Using the data below, tally the lines that include the string "JSON". Only the number is wanted.

▬▬▬▬▬▬

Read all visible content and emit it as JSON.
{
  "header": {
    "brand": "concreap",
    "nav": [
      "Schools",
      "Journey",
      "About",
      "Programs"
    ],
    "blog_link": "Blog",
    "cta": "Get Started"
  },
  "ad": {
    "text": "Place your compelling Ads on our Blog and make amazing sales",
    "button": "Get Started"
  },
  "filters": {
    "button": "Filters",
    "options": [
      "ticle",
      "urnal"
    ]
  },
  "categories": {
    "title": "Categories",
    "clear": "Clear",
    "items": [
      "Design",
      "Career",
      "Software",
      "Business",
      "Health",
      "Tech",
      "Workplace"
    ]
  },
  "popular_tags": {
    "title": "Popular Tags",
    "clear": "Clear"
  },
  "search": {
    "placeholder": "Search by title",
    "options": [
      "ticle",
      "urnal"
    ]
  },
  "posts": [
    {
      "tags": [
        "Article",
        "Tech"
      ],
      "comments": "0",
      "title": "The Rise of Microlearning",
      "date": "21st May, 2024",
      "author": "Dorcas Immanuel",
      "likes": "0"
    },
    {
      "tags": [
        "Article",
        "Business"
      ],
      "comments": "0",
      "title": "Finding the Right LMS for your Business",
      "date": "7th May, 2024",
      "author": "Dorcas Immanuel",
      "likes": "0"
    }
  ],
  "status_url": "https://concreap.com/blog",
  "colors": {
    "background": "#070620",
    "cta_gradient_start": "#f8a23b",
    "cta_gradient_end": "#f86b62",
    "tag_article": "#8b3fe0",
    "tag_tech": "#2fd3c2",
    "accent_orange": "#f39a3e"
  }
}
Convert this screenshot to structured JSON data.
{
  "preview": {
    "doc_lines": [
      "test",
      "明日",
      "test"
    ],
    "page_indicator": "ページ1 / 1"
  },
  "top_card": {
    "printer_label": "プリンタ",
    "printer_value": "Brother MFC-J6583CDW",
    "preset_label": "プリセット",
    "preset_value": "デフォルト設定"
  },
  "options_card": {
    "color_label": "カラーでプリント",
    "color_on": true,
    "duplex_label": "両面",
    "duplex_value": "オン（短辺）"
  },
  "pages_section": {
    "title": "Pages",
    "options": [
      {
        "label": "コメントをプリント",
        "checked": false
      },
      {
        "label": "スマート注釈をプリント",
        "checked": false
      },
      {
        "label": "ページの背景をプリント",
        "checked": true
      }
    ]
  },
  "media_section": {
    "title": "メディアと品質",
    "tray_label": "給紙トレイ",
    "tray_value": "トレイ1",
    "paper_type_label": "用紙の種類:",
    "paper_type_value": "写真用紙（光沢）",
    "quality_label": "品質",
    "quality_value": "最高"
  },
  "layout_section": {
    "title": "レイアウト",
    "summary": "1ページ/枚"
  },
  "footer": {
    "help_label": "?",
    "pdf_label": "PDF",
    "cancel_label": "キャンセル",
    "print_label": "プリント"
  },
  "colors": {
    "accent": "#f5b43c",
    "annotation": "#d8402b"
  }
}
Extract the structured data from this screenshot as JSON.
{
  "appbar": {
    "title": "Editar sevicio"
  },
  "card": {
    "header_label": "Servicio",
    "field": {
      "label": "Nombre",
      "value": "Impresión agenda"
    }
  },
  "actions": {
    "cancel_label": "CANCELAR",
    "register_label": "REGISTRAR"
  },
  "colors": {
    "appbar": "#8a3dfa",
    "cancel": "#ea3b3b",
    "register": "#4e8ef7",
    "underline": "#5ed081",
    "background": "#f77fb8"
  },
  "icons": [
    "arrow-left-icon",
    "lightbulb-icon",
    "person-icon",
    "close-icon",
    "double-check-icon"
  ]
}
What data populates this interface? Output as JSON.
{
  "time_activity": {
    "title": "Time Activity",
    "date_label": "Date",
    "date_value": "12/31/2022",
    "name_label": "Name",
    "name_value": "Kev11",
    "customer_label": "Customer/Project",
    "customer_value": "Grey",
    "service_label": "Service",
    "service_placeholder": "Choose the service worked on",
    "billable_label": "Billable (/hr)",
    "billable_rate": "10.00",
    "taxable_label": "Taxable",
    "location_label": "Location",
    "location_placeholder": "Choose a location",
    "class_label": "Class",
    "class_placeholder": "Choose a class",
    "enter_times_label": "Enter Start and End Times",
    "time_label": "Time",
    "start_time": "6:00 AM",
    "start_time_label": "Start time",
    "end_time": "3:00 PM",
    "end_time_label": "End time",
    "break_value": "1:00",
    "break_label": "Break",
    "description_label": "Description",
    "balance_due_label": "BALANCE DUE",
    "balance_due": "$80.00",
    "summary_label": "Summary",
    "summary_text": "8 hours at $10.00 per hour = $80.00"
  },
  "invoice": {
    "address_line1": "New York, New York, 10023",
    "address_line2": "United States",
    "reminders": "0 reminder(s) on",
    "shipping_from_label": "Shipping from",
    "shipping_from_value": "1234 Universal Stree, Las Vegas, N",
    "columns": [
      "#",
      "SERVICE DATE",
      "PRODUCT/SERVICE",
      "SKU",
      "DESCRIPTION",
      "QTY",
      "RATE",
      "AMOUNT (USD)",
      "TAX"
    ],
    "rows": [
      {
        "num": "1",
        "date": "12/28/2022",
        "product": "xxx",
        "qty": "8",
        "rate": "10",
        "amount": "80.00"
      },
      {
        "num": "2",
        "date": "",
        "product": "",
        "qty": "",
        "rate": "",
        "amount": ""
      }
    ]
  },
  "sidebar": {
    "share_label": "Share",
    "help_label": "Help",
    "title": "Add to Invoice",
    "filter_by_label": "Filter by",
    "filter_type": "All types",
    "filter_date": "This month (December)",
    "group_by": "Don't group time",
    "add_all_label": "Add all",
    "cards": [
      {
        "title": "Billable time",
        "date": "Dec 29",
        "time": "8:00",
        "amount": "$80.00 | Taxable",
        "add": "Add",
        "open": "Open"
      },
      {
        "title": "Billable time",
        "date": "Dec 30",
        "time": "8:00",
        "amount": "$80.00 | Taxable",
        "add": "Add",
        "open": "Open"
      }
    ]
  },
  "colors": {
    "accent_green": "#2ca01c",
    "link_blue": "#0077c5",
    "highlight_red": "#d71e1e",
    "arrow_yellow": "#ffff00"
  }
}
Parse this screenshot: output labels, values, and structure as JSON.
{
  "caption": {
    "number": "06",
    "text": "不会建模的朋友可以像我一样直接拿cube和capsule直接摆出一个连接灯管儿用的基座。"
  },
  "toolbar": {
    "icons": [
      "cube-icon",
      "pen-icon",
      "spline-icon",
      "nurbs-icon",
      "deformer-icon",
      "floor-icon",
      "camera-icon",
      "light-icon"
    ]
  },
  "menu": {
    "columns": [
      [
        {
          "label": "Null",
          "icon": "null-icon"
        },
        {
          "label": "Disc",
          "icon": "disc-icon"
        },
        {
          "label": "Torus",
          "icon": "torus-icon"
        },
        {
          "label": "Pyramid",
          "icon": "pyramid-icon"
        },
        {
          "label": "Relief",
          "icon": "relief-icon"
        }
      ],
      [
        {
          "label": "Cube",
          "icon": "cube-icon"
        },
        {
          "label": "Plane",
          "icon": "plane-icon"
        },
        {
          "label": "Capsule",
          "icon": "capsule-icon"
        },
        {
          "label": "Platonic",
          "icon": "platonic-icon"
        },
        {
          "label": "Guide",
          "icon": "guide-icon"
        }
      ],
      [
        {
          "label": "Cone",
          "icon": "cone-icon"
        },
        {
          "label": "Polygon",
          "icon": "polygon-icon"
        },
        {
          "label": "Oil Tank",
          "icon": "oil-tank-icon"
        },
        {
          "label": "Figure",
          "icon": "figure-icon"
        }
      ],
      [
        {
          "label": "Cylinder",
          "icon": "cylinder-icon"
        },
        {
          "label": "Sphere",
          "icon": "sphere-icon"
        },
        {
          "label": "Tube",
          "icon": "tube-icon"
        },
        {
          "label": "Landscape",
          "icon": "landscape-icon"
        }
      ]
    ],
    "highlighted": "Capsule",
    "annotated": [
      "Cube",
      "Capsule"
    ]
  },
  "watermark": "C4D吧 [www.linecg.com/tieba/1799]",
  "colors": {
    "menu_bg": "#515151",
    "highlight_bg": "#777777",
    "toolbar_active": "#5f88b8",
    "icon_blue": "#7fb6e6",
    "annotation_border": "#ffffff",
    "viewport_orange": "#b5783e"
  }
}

▬▬▬▬▬▬

* **OUTPUT BELOW**
5